• EXERCISE: Turn every line of the data below into a numbered list, skipping blank lines. Leave the pictures out of your answer.

• SUPPLIED ENTRIES:
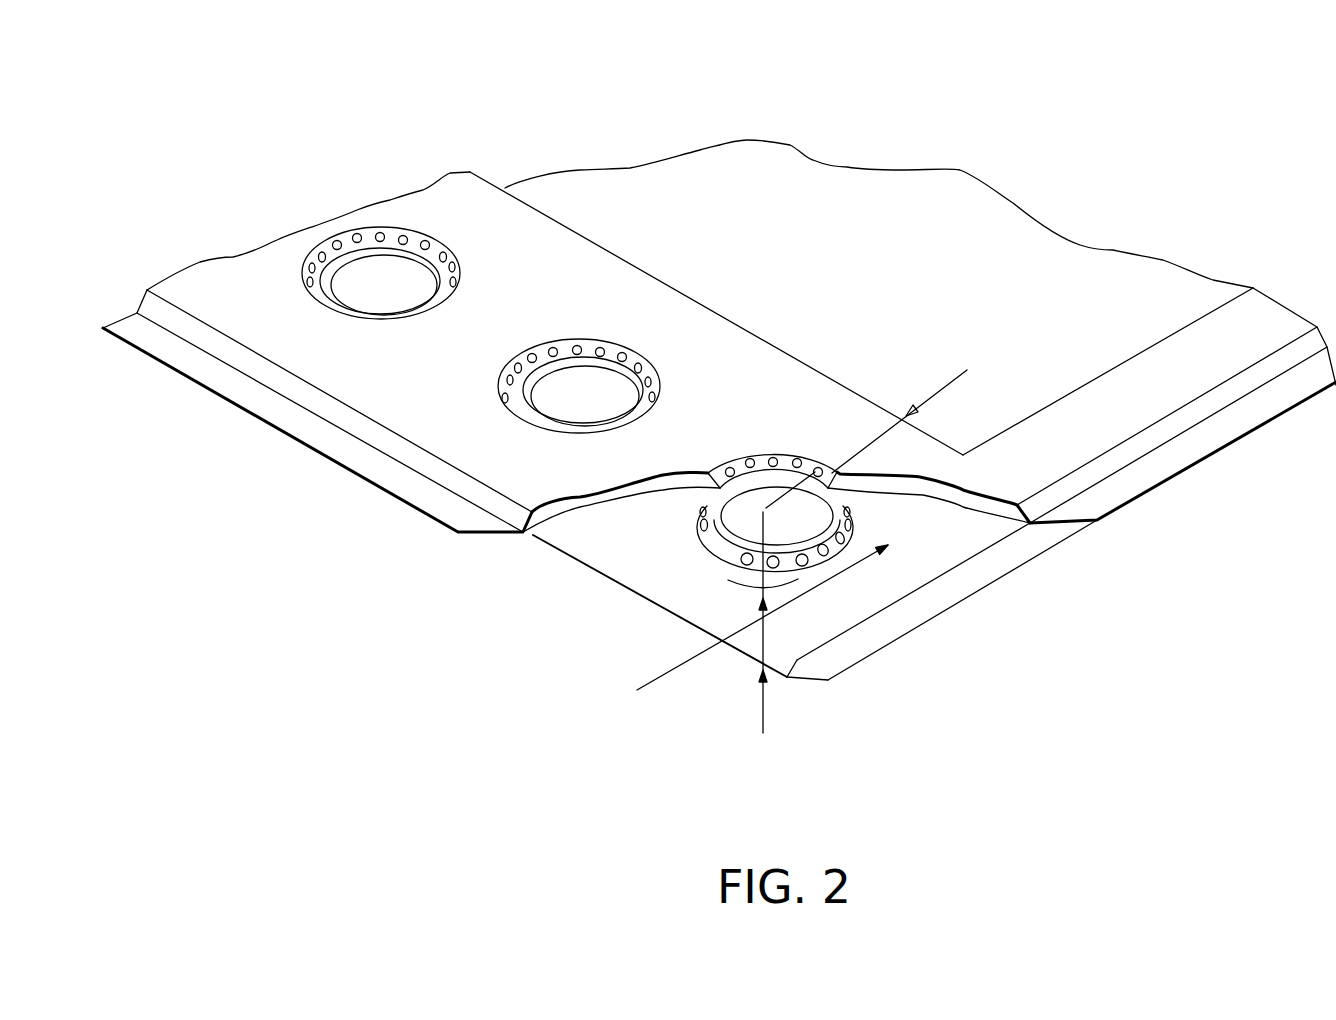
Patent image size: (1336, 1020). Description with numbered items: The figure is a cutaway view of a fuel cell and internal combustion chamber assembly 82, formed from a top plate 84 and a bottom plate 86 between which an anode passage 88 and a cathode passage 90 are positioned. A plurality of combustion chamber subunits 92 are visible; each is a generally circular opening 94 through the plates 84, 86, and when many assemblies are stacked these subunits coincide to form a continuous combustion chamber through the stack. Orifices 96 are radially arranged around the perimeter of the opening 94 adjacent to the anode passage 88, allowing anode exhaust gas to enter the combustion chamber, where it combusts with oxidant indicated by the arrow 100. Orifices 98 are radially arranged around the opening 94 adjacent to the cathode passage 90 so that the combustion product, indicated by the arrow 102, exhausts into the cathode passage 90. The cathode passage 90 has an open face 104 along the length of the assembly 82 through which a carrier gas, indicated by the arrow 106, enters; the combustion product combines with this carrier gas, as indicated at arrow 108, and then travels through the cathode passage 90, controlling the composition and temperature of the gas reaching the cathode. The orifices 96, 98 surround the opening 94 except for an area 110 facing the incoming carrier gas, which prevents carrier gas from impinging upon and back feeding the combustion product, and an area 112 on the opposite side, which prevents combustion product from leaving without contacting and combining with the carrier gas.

The fuel cell and internal combustion chamber assembly 82 is at (438, 128).
The top plate 84 is at (457, 448).
The bottom plate 86 is at (575, 568).
The anode passage 88 is at (950, 386).
The cathode passage 90 is at (580, 560).
The combustion chamber subunits 92 is at (342, 228).
The circular openings 94 is at (420, 262).
The orifices 96 is at (817, 470).
The orifices 98 is at (745, 565).
The oxidant flow arrow 100 is at (753, 725).
The combustion product flow arrow 102 is at (770, 514).
The open face 104 is at (552, 538).
The carrier gas flow arrow 106 is at (637, 690).
The combined gas flow arrow 108 is at (888, 545).
The area lacking orifices facing incoming carrier gas 110 is at (710, 542).
The area lacking orifices on opposite side 112 is at (847, 500).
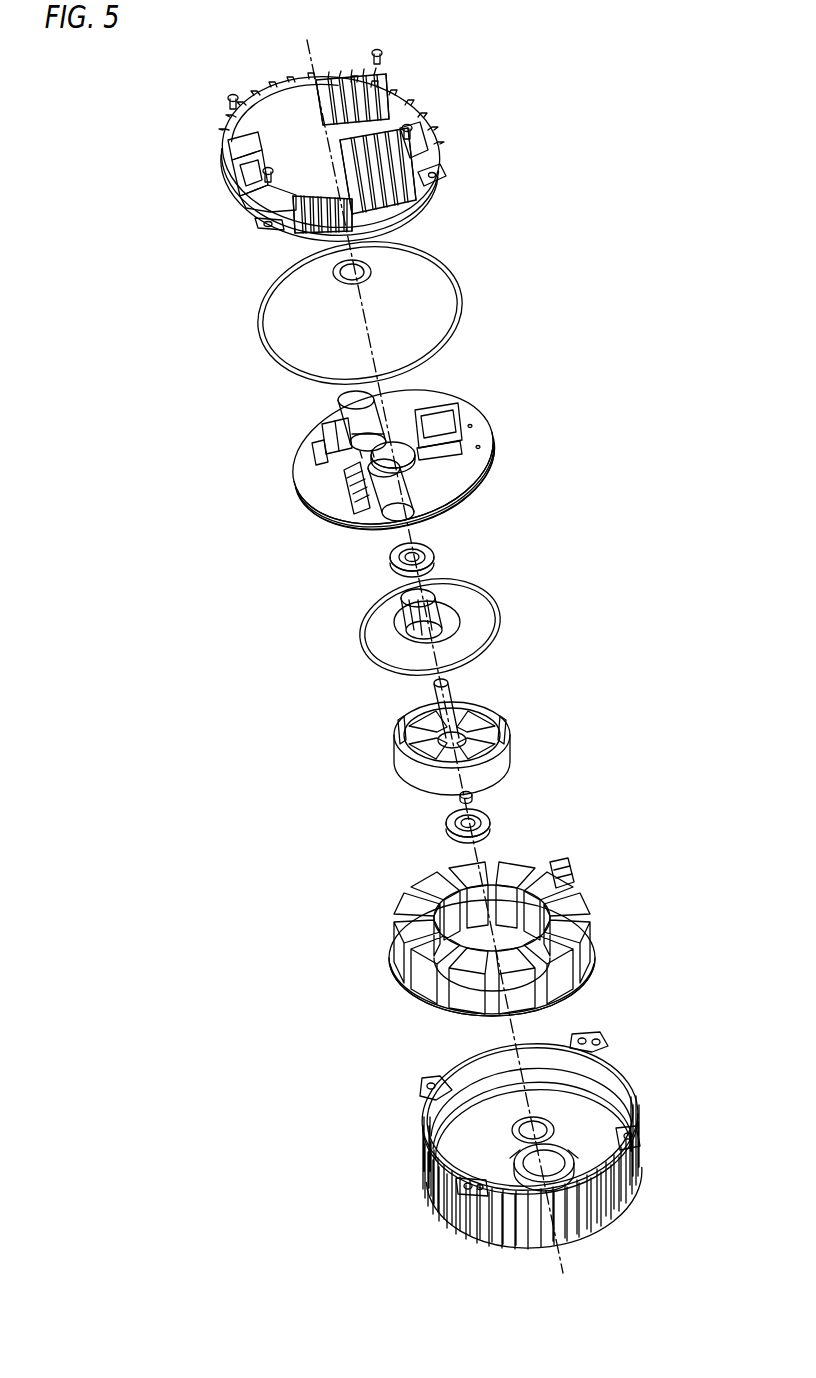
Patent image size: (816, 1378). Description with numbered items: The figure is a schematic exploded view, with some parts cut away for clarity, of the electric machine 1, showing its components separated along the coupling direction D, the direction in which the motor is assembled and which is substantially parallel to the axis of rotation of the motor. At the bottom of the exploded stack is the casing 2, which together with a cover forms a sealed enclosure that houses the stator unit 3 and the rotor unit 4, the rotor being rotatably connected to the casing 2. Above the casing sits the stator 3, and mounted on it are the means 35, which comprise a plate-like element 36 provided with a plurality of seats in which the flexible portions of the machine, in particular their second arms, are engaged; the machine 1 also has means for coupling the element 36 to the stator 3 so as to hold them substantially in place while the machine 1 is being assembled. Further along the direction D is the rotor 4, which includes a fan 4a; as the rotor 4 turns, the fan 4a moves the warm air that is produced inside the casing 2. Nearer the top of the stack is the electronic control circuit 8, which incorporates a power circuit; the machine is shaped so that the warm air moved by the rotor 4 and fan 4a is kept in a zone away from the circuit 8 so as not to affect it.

The electric machine 1 is at (582, 151).
The coupling direction D is at (308, 60).
The electronic control circuit 8 is at (489, 414).
The rotor unit 4 is at (516, 721).
The fan 4a is at (452, 600).
The stator unit 3 is at (594, 885).
The means 35 is at (587, 895).
The plate-like element 36 is at (558, 866).
The casing 2 is at (645, 1152).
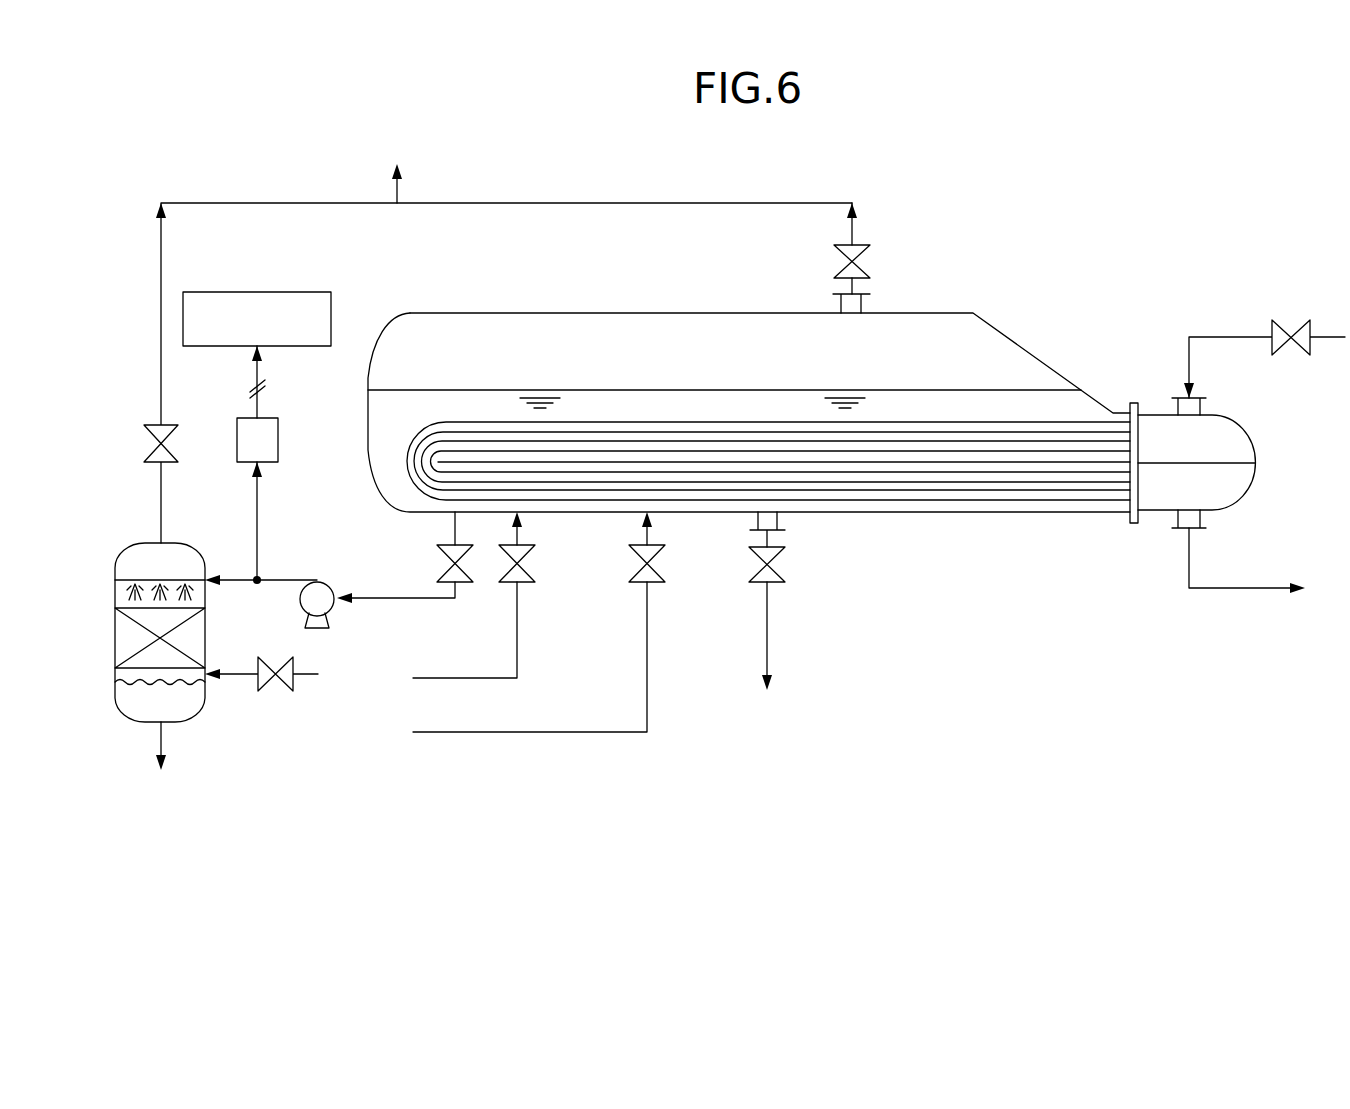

• TASK ANSWER:
1. Patent image size: (1336, 1020). Description with numbered items: The figure is a cutaway view of a fuel cell and internal combustion chamber assembly 82, formed from a top plate 84 and a bottom plate 86 between which an anode passage 88 and a cathode passage 90 are positioned. A plurality of combustion chamber subunits 92 are visible; each is a generally circular opening 94 through the plates 84, 86, and when many assemblies are stacked these subunits coincide to form a continuous combustion chamber through the stack. Orifices 96 are radially arranged around the perimeter of the opening 94 adjacent to the anode passage 88, allowing anode exhaust gas to enter the combustion chamber, where it combusts with oxidant indicated by the arrow 100. Orifices 98 are radially arranged around the opening 94 adjacent to the cathode passage 90 so that the combustion product, indicated by the arrow 102, exhausts into the cathode passage 90. The cathode passage 90 has an open face 104 along the length of the assembly 82 through which a carrier gas, indicated by the arrow 106, enters; the combustion product combines with this carrier gas, as indicated at arrow 108, and then travels through the cathode passage 90, controlling the composition and temperature of the gas reaching the cathode. The orifices 96, 98 surround the opening 94 except for an area 110 facing the incoming carrier gas, which prevents carrier gas from impinging upon and back feeding the combustion product, and an area 112 on the opposite side, which prevents combustion product from leaving without contacting and combining with the carrier gas.
2. The fuel cell and internal combustion chamber assembly 82 is at (438, 128).
3. The top plate 84 is at (457, 448).
4. The bottom plate 86 is at (575, 568).
5. The anode passage 88 is at (950, 386).
6. The cathode passage 90 is at (580, 560).
7. The combustion chamber subunits 92 is at (342, 228).
8. The circular openings 94 is at (420, 262).
9. The orifices 96 is at (817, 470).
10. The orifices 98 is at (745, 565).
11. The oxidant flow arrow 100 is at (753, 725).
12. The combustion product flow arrow 102 is at (770, 514).
13. The open face 104 is at (552, 538).
14. The carrier gas flow arrow 106 is at (637, 690).
15. The combined gas flow arrow 108 is at (888, 545).
16. The area lacking orifices facing incoming carrier gas 110 is at (710, 542).
17. The area lacking orifices on opposite side 112 is at (847, 500).
18. Patent image size: (816, 1378). Description with numbered items: The figure is a schematic exploded view, with some parts cut away for clarity, of the electric machine 1, showing its components separated along the coupling direction D, the direction in which the motor is assembled and which is substantially parallel to the axis of rotation of the motor. At the bottom of the exploded stack is the casing 2, which together with a cover forms a sealed enclosure that houses the stator unit 3 and the rotor unit 4, the rotor being rotatably connected to the casing 2. Above the casing sits the stator 3, and mounted on it are the means 35, which comprise a plate-like element 36 provided with a plurality of seats in which the flexible portions of the machine, in particular their second arms, are engaged; the machine 1 also has means for coupling the element 36 to the stator 3 so as to hold them substantially in place while the machine 1 is being assembled. Further along the direction D is the rotor 4, which includes a fan 4a; as the rotor 4 turns, the fan 4a moves the warm air that is produced inside the casing 2. Nearer the top of the stack is the electronic control circuit 8, which incorporates a power circuit; the machine is shaped so that the warm air moved by the rotor 4 and fan 4a is kept in a zone away from the circuit 8 so as not to affect it.
19. The electric machine 1 is at (582, 151).
20. The coupling direction D is at (308, 60).
21. The electronic control circuit 8 is at (489, 414).
22. The rotor unit 4 is at (516, 721).
23. The fan 4a is at (452, 600).
24. The stator unit 3 is at (594, 885).
25. The means 35 is at (587, 895).
26. The plate-like element 36 is at (558, 866).
27. The casing 2 is at (645, 1152).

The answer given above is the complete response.